→ WHAT THE TASK REQUIRES:
Your answer should be a number only: the count of lines in the following entries that contain "Вассермана".
****************
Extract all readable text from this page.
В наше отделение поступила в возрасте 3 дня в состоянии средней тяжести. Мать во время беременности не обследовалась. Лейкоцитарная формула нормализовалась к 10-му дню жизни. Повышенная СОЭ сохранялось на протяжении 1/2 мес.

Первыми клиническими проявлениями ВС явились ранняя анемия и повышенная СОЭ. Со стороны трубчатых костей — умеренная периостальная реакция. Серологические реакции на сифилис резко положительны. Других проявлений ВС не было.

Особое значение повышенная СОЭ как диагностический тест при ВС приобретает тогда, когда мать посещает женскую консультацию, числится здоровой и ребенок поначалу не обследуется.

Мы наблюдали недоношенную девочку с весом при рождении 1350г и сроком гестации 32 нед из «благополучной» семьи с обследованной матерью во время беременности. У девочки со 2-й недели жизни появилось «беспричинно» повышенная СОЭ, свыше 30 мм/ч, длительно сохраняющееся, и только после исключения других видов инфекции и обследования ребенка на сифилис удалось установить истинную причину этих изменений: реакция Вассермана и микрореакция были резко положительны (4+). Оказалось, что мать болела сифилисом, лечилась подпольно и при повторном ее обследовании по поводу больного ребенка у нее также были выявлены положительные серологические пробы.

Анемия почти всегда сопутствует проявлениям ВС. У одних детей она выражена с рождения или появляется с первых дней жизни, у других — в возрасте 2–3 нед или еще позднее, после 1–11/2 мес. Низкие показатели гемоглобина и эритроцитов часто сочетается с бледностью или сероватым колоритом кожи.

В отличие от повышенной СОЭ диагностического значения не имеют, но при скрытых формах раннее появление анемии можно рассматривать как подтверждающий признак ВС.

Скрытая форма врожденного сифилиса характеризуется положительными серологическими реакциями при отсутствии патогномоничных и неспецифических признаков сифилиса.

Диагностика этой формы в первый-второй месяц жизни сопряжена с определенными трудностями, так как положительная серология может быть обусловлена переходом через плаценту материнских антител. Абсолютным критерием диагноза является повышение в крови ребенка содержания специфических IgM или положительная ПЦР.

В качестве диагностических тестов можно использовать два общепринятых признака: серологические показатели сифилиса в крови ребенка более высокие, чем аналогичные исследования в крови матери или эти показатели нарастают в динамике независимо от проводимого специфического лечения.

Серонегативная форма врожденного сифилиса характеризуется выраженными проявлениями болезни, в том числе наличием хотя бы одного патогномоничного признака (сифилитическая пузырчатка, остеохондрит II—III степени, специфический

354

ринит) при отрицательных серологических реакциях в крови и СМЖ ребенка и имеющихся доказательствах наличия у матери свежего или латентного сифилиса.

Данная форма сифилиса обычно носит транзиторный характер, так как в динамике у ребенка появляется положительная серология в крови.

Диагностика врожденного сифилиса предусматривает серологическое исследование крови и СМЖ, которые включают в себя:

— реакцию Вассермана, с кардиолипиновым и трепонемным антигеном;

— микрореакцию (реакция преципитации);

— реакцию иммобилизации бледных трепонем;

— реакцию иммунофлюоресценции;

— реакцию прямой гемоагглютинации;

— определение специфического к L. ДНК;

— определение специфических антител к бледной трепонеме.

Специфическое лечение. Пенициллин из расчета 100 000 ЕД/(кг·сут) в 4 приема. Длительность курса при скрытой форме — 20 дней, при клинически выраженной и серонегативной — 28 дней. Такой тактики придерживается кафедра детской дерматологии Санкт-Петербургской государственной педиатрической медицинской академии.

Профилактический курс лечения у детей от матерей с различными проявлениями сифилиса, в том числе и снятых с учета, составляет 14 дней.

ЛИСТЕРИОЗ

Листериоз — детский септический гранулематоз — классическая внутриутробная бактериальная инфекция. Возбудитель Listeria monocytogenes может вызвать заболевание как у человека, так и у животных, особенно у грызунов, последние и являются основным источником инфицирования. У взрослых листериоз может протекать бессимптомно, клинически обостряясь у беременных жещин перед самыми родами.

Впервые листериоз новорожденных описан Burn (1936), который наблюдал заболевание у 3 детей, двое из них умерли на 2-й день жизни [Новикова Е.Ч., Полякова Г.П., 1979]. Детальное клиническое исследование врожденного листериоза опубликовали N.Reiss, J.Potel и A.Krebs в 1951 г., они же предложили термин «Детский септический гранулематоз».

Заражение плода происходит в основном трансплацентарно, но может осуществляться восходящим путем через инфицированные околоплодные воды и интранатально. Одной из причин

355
****************
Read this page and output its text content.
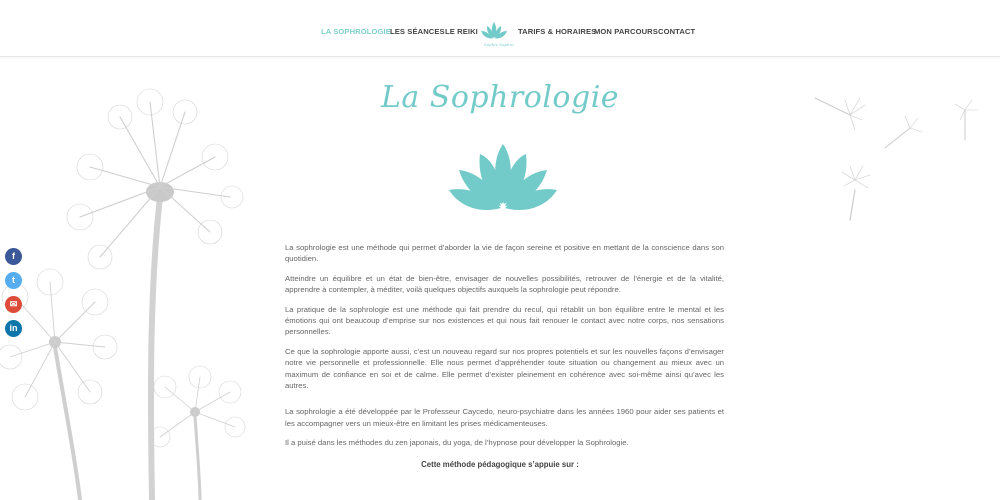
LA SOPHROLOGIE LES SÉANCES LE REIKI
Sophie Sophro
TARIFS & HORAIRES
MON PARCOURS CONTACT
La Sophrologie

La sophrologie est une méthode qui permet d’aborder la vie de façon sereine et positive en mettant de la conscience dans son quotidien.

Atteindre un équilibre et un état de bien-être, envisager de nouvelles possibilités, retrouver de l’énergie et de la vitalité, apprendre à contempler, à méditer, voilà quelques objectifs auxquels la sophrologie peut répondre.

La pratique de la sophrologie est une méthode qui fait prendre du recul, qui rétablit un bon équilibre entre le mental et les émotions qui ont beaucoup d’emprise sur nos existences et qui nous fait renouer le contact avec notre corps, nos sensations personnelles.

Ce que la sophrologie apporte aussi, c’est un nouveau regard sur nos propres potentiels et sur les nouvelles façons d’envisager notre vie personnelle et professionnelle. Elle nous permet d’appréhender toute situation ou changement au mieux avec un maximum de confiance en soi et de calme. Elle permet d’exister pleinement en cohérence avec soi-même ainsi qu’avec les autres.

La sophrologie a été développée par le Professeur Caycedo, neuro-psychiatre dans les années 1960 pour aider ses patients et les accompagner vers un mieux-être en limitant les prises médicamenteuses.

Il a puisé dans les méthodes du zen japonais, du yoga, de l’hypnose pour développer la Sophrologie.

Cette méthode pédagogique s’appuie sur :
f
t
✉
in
****************
→ WRITTEN RESPONSE:
2